— WORK TO BE COMPLETED —
List, from the lines below, each one with "speed" in it.
>> Start
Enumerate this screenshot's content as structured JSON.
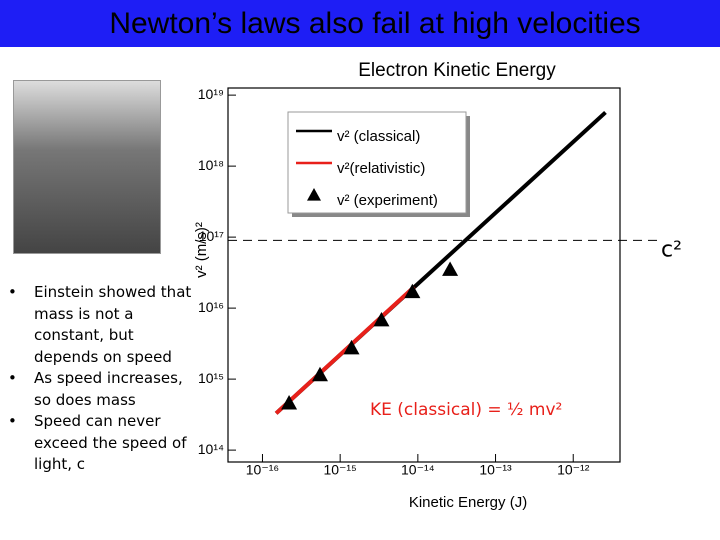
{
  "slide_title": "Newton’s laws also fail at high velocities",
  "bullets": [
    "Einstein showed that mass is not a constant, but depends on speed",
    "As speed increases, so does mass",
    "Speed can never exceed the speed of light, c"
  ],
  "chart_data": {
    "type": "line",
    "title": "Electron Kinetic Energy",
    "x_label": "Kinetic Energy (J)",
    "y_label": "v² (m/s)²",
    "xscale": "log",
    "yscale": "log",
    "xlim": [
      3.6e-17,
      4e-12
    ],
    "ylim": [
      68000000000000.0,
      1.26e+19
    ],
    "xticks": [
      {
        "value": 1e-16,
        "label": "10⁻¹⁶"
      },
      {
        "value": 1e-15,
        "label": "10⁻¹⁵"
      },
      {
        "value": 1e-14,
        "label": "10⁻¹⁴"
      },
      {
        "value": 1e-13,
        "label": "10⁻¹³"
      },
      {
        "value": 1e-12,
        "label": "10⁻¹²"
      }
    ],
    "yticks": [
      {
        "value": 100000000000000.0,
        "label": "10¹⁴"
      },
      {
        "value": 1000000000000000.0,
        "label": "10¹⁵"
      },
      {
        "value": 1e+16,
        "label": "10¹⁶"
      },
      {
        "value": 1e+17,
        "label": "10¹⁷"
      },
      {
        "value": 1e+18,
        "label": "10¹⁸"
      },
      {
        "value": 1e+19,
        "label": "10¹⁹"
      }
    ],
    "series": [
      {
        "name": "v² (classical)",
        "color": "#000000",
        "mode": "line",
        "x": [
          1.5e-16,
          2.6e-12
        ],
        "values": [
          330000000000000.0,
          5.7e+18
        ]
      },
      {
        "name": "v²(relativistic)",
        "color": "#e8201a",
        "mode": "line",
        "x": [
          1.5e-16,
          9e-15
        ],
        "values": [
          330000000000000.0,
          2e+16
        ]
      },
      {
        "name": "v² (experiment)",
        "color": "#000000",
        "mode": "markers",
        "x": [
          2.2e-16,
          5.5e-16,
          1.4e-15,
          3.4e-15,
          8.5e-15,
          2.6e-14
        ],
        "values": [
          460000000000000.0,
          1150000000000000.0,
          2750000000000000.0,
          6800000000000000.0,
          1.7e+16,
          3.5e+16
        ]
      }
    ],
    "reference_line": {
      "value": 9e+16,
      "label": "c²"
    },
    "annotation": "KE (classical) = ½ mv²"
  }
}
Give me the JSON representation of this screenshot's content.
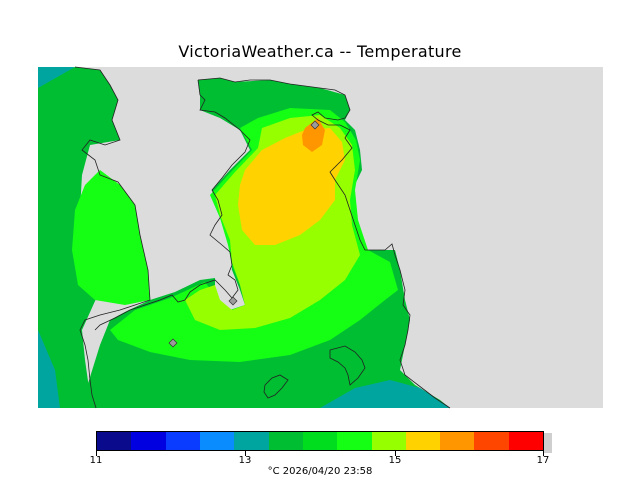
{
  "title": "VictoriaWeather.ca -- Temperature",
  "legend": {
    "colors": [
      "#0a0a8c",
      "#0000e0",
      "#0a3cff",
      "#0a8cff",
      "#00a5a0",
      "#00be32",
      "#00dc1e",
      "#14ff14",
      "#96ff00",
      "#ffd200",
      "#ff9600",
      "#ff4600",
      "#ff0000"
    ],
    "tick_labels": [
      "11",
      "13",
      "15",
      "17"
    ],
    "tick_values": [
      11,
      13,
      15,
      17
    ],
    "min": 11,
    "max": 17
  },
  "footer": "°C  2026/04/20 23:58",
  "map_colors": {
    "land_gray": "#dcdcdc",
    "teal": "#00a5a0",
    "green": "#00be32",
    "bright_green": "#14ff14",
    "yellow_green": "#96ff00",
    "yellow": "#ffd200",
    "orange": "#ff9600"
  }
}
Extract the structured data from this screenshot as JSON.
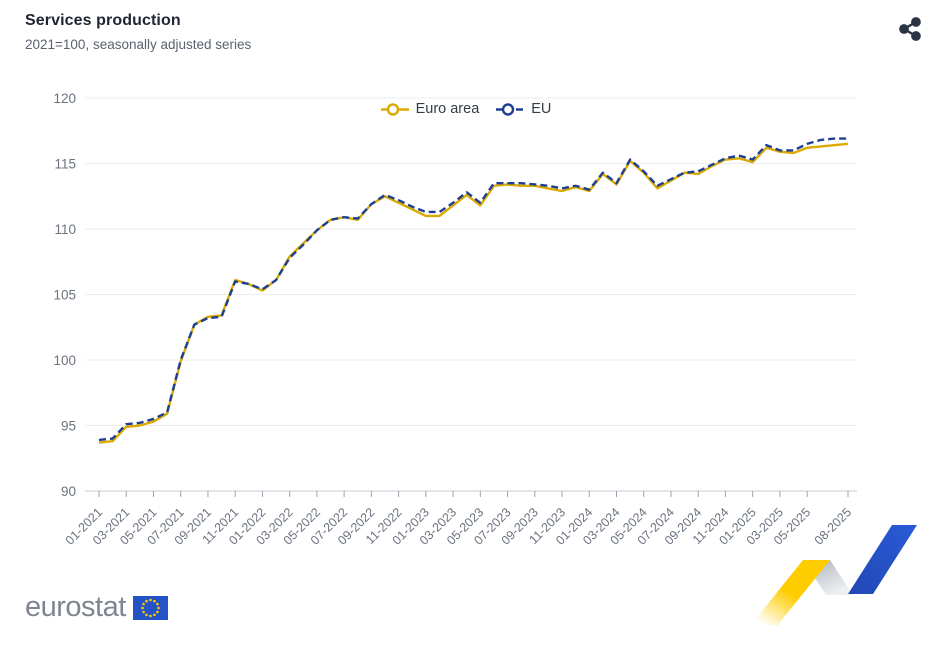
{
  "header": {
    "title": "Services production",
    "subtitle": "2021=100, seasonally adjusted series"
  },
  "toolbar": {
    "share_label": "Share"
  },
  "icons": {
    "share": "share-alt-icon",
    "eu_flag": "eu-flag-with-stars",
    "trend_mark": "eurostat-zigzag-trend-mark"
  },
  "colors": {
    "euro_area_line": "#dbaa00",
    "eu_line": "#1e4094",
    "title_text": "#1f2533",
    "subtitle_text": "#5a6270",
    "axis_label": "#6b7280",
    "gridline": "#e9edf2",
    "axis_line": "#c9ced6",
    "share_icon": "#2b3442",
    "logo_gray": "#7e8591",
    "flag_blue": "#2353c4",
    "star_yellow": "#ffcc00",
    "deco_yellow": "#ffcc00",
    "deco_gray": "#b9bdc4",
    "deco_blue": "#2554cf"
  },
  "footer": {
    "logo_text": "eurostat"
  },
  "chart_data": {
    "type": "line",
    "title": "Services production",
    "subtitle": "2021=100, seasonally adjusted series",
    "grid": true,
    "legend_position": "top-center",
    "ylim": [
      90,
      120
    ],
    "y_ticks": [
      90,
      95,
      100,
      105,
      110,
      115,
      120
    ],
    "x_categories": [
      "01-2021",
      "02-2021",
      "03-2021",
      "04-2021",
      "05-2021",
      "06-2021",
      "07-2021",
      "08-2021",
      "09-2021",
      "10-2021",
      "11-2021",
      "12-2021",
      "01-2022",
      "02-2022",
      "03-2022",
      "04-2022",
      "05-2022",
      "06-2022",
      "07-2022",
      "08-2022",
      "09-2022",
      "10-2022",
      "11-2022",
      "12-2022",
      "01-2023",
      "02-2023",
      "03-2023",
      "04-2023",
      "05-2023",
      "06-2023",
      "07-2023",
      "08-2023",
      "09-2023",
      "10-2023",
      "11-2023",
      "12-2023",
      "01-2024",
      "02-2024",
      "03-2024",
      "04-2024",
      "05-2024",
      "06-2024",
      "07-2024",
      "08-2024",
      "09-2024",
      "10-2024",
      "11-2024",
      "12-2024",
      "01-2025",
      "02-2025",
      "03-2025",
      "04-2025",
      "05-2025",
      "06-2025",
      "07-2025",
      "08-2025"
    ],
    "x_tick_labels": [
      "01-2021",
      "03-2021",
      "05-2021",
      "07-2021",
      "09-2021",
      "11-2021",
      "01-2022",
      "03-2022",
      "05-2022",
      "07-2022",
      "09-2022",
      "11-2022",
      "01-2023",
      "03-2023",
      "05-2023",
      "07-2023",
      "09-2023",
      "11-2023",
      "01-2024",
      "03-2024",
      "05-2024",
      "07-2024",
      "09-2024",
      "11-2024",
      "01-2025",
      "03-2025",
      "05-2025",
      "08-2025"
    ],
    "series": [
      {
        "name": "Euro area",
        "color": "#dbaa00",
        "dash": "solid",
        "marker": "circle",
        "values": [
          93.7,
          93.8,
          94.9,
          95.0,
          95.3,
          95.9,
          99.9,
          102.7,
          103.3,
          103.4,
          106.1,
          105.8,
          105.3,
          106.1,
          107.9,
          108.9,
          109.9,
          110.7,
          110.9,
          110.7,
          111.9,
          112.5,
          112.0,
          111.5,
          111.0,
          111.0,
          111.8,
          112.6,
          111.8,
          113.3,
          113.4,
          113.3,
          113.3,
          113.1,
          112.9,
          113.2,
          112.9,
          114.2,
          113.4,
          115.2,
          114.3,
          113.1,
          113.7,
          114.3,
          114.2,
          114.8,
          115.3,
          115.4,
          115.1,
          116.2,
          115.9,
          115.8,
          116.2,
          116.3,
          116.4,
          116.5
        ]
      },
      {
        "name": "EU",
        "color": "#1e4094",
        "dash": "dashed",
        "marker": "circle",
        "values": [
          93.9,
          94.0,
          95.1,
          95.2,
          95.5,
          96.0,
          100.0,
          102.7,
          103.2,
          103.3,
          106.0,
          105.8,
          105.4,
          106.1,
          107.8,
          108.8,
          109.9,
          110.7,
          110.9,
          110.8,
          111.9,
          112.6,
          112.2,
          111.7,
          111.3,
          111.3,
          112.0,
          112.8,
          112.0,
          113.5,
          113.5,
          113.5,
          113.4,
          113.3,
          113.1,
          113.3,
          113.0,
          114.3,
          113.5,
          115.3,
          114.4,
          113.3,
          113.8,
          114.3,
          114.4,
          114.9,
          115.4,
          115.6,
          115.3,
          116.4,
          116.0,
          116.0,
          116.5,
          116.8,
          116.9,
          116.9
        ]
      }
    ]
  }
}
>> End
— REPLY TO THE TASK —
    "Einstein showed that mass is not a constant, but depends on speed",
    "As speed increases, so does mass",
    "Speed can never exceed the speed of light, c"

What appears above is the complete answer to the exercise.